■ Directions for this task:
Copy out exactly the lines running from the one with "What does this" through the final line, both ends included, and nothing else. Pictures stay out of the copy.
_ _ _ _ _ _ _
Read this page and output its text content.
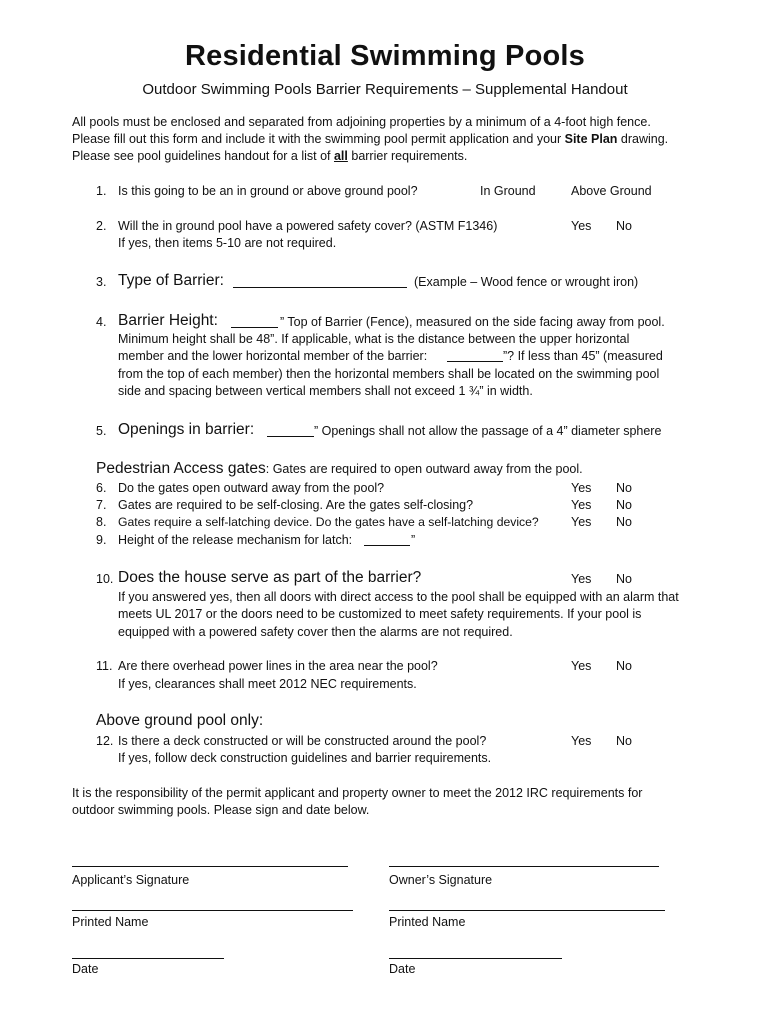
Residential Swimming Pools
Outdoor Swimming Pools Barrier Requirements – Supplemental Handout
All pools must be enclosed and separated from adjoining properties by a minimum of a 4-foot high fence.
Please fill out this form and include it with the swimming pool permit application and your Site Plan drawing.
Please see pool guidelines handout for a list of all barrier requirements.
1. Is this going to be an in ground or above ground pool?	In Ground	Above Ground
2. Will the in ground pool have a powered safety cover? (ASTM F1346)	Yes No
If yes, then items 5-10 are not required.
3. Type of Barrier:	(Example – Wood fence or wrought iron)
4. Barrier Height:	” Top of Barrier (Fence), measured on the side facing away from pool.
Minimum height shall be 48”. If applicable, what is the distance between the upper horizontal
member and the lower horizontal member of the barrier:	”? If less than 45” (measured
from the top of each member) then the horizontal members shall be located on the swimming pool
side and spacing between vertical members shall not exceed 1 ¾” in width.
5. Openings in barrier:	” Openings shall not allow the passage of a 4” diameter sphere
Pedestrian Access gates: Gates are required to open outward away from the pool.
6. Do the gates open outward away from the pool?	Yes No
7. Gates are required to be self-closing. Are the gates self-closing?	Yes No
8. Gates require a self-latching device. Do the gates have a self-latching device?	Yes No
9. Height of the release mechanism for latch:	”
10. Does the house serve as part of the barrier?	Yes No
If you answered yes, then all doors with direct access to the pool shall be equipped with an alarm that
meets UL 2017 or the doors need to be customized to meet safety requirements. If your pool is
equipped with a powered safety cover then the alarms are not required.
11. Are there overhead power lines in the area near the pool?	Yes No
If yes, clearances shall meet 2012 NEC requirements.
Above ground pool only:
12. Is there a deck constructed or will be constructed around the pool?	Yes No
If yes, follow deck construction guidelines and barrier requirements.
It is the responsibility of the permit applicant and property owner to meet the 2012 IRC requirements for
outdoor swimming pools. Please sign and date below.
Applicant’s Signature	Owner’s Signature
Printed Name	Printed Name
Date	Date
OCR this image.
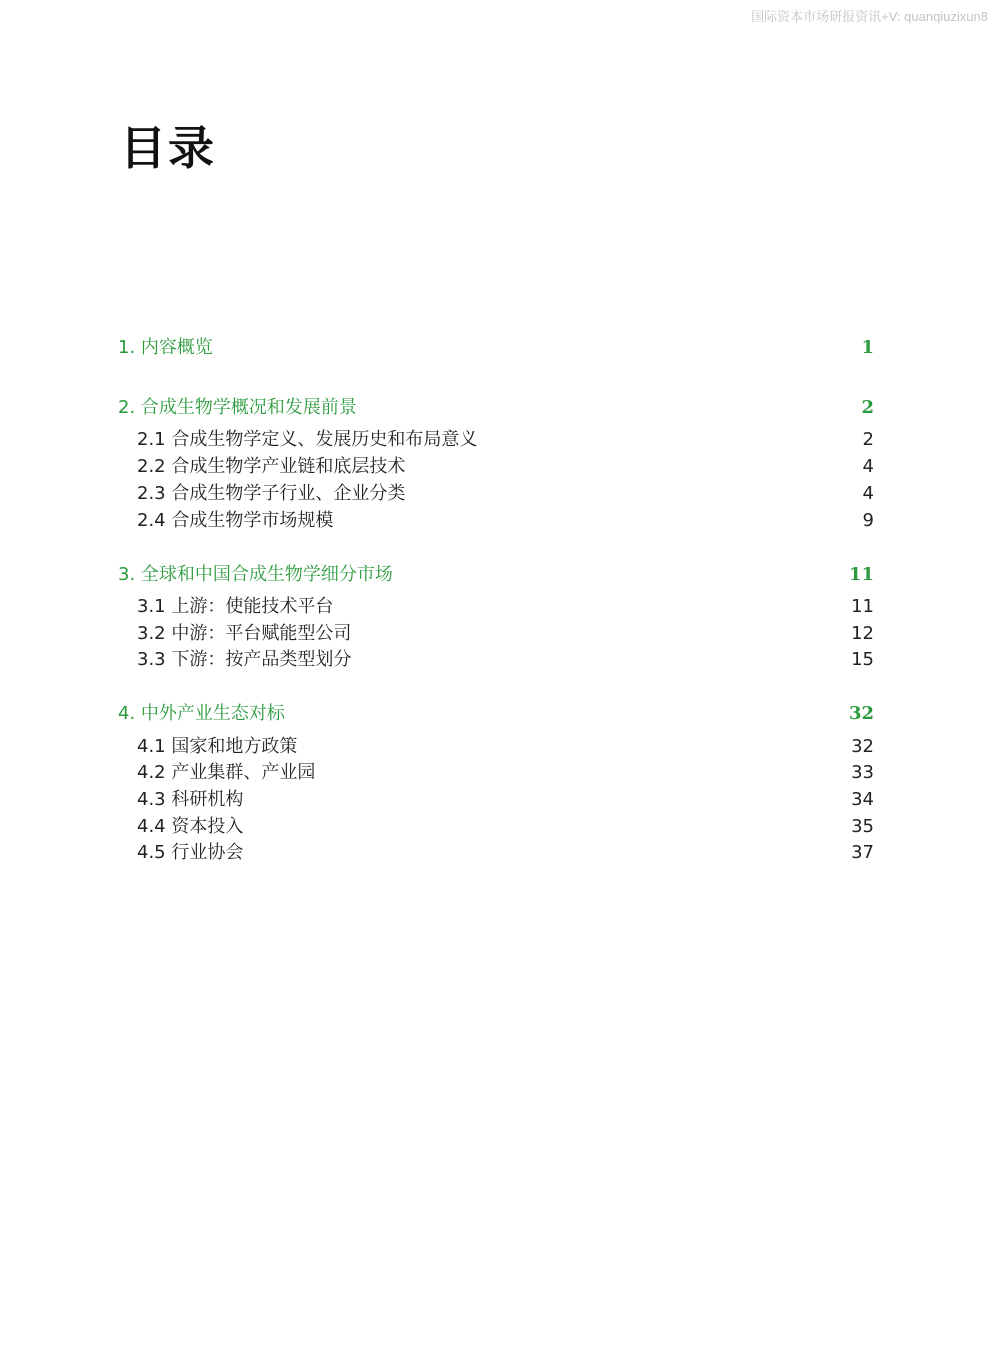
国际资本市场研报资讯+V: quanqiuzixun8
目录
1. 内容概览	1
2. 合成生物学概况和发展前景	2
2.1 合成生物学定义、发展历史和布局意义	2
2.2 合成生物学产业链和底层技术	4
2.3 合成生物学子行业、企业分类	4
2.4 合成生物学市场规模	9
3. 全球和中国合成生物学细分市场	11
3.1 上游：使能技术平台	11
3.2 中游：平台赋能型公司	12
3.3 下游：按产品类型划分	15
4. 中外产业生态对标	32
4.1 国家和地方政策	32
4.2 产业集群、产业园	33
4.3 科研机构	34
4.4 资本投入	35
4.5 行业协会	37
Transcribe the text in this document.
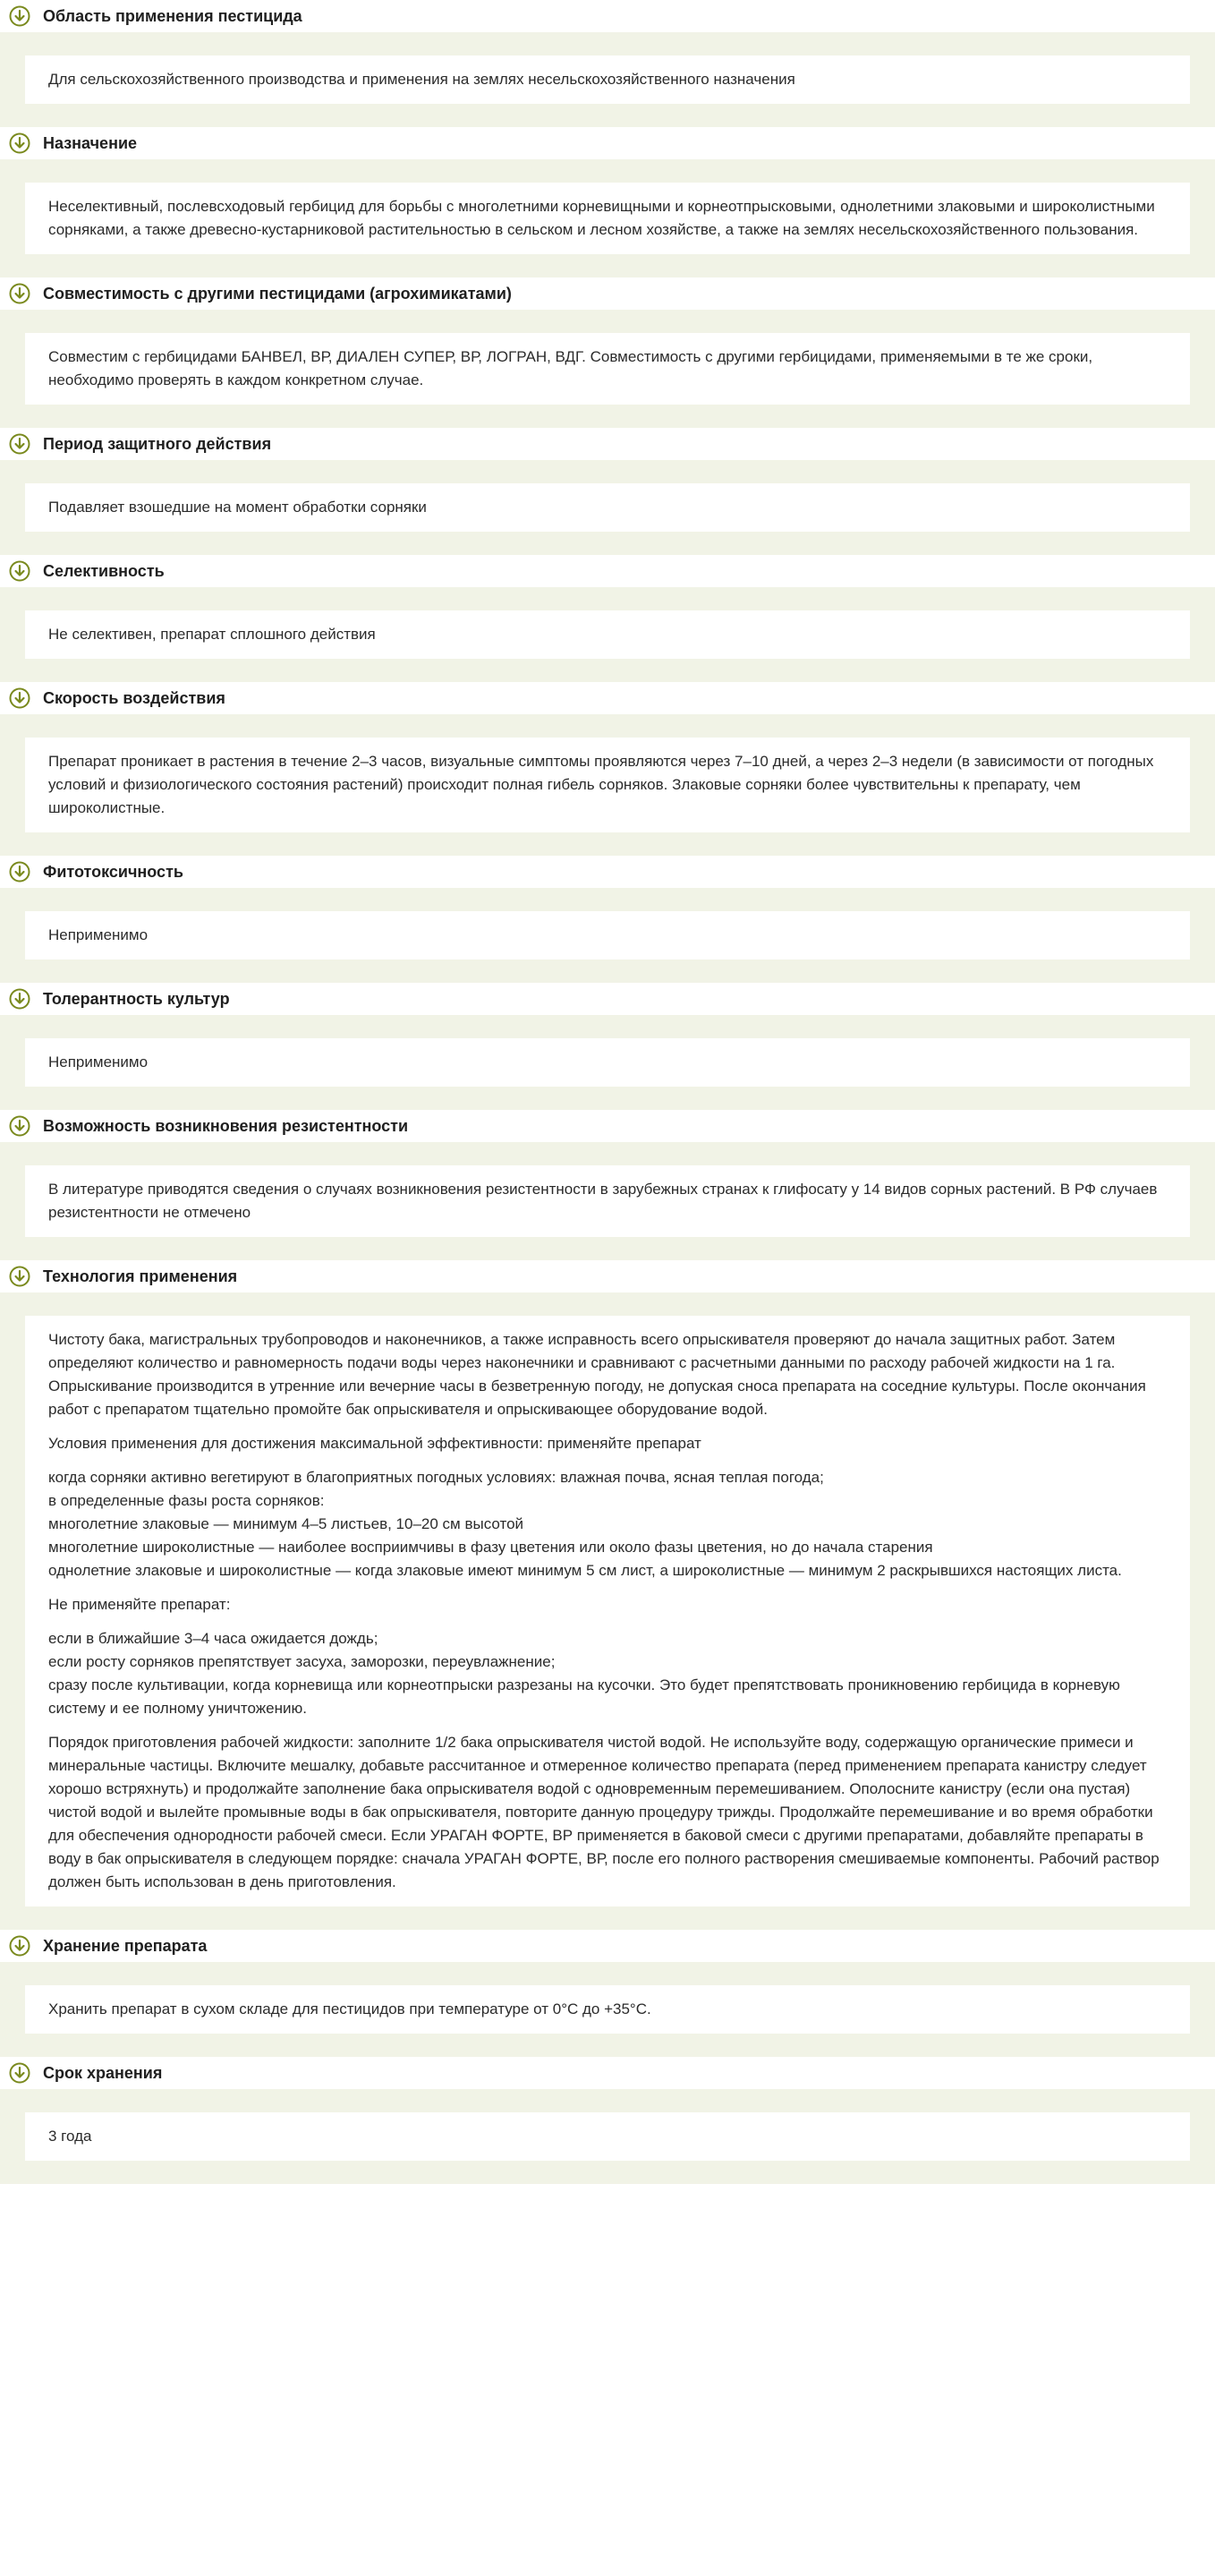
Область применения пестицида

Для сельскохозяйственного производства и применения на землях несельскохозяйственного назначения

Назначение

Неселективный, послевсходовый гербицид для борьбы с многолетними корневищными и корнеотпрысковыми, однолетними злаковыми и широколистными сорняками, а также древесно-кустарниковой растительностью в сельском и лесном хозяйстве, а также на землях несельскохозяйственного пользования.

Совместимость с другими пестицидами (агрохимикатами)

Совместим с гербицидами БАНВЕЛ, ВР, ДИАЛЕН СУПЕР, ВР, ЛОГРАН, ВДГ. Совместимость с другими гербицидами, применяемыми в те же сроки, необходимо проверять в каждом конкретном случае.

Период защитного действия

Подавляет взошедшие на момент обработки сорняки

Селективность

Не селективен, препарат сплошного действия

Скорость воздействия

Препарат проникает в растения в течение 2–3 часов, визуальные симптомы проявляются через 7–10 дней, а через 2–3 недели (в зависимости от погодных условий и физиологического состояния растений) происходит полная гибель сорняков. Злаковые сорняки более чувствительны к препарату, чем широколистные.

Фитотоксичность

Неприменимо

Толерантность культур

Неприменимо

Возможность возникновения резистентности

В литературе приводятся сведения о случаях возникновения резистентности в зарубежных странах к глифосату у 14 видов сорных растений. В РФ случаев резистентности не отмечено

Технология применения

Чистоту бака, магистральных трубопроводов и наконечников, а также исправность всего опрыскивателя проверяют до начала защитных работ. Затем определяют количество и равномерность подачи воды через наконечники и сравнивают с расчетными данными по расходу рабочей жидкости на 1 га. Опрыскивание производится в утренние или вечерние часы в безветренную погоду, не допуская сноса препарата на соседние культуры. После окончания работ с препаратом тщательно промойте бак опрыскивателя и опрыскивающее оборудование водой.

Условия применения для достижения максимальной эффективности: применяйте препарат

когда сорняки активно вегетируют в благоприятных погодных условиях: влажная почва, ясная теплая погода;
в определенные фазы роста сорняков:
многолетние злаковые — минимум 4–5 листьев, 10–20 см высотой
многолетние широколистные — наиболее восприимчивы в фазу цветения или около фазы цветения, но до начала старения
однолетние злаковые и широколистные — когда злаковые имеют минимум 5 см лист, а широколистные — минимум 2 раскрывшихся настоящих листа.

Не применяйте препарат:

если в ближайшие 3–4 часа ожидается дождь;
если росту сорняков препятствует засуха, заморозки, переувлажнение;
сразу после культивации, когда корневища или корнеотпрыски разрезаны на кусочки. Это будет препятствовать проникновению гербицида в корневую систему и ее полному уничтожению.

Порядок приготовления рабочей жидкости: заполните 1/2 бака опрыскивателя чистой водой. Не используйте воду, содержащую органические примеси и минеральные частицы. Включите мешалку, добавьте рассчитанное и отмеренное количество препарата (перед применением препарата канистру следует хорошо встряхнуть) и продолжайте заполнение бака опрыскивателя водой с одновременным перемешиванием. Ополосните канистру (если она пустая) чистой водой и вылейте промывные воды в бак опрыскивателя, повторите данную процедуру трижды. Продолжайте перемешивание и во время обработки для обеспечения однородности рабочей смеси. Если УРАГАН ФОРТЕ, ВР применяется в баковой смеси с другими препаратами, добавляйте препараты в воду в бак опрыскивателя в следующем порядке: сначала УРАГАН ФОРТЕ, ВР, после его полного растворения смешиваемые компоненты. Рабочий раствор должен быть использован в день приготовления.

Хранение препарата

Хранить препарат в сухом складе для пестицидов при температуре от 0°С до +35°С.

Срок хранения

3 года
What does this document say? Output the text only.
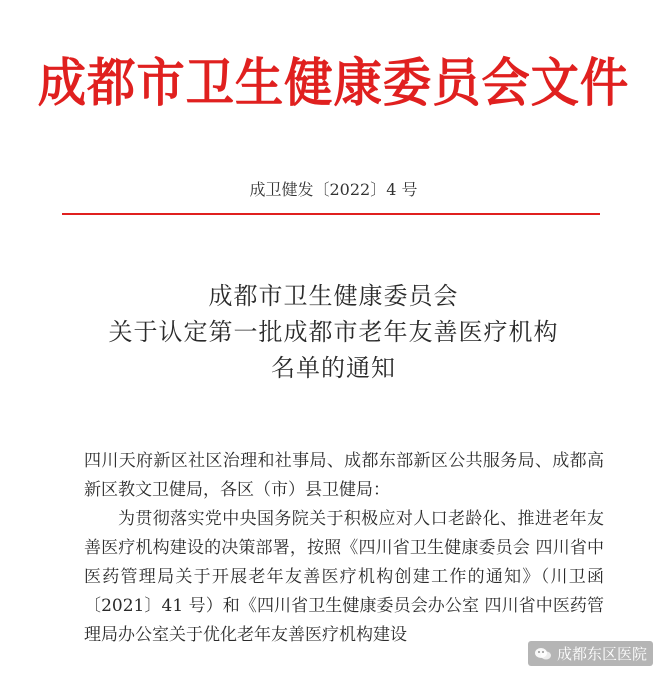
成都市卫生健康委员会文件
成卫健发〔2022〕4 号
成都市卫生健康委员会
关于认定第一批成都市老年友善医疗机构
名单的通知

四川天府新区社区治理和社事局、成都东部新区公共服务局、成都高新区教文卫健局，各区（市）县卫健局：

为贯彻落实党中央国务院关于积极应对人口老龄化、推进老年友善医疗机构建设的决策部署，按照《四川省卫生健康委员会 四川省中医药管理局关于开展老年友善医疗机构创建工作的通知》（川卫函〔2021〕41 号）和《四川省卫生健康委员会办公室 四川省中医药管理局办公室关于优化老年友善医疗机构建设

成都东区医院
_ _ _ _ _ _ _
■ Finished exercise:
What does this document say? Output the text only.
成都市卫生健康委员会文件
成卫健发〔2022〕4 号
成都市卫生健康委员会
关于认定第一批成都市老年友善医疗机构
名单的通知

四川天府新区社区治理和社事局、成都东部新区公共服务局、成都高新区教文卫健局，各区（市）县卫健局：

为贯彻落实党中央国务院关于积极应对人口老龄化、推进老年友善医疗机构建设的决策部署，按照《四川省卫生健康委员会 四川省中医药管理局关于开展老年友善医疗机构创建工作的通知》（川卫函〔2021〕41 号）和《四川省卫生健康委员会办公室 四川省中医药管理局办公室关于优化老年友善医疗机构建设

成都东区医院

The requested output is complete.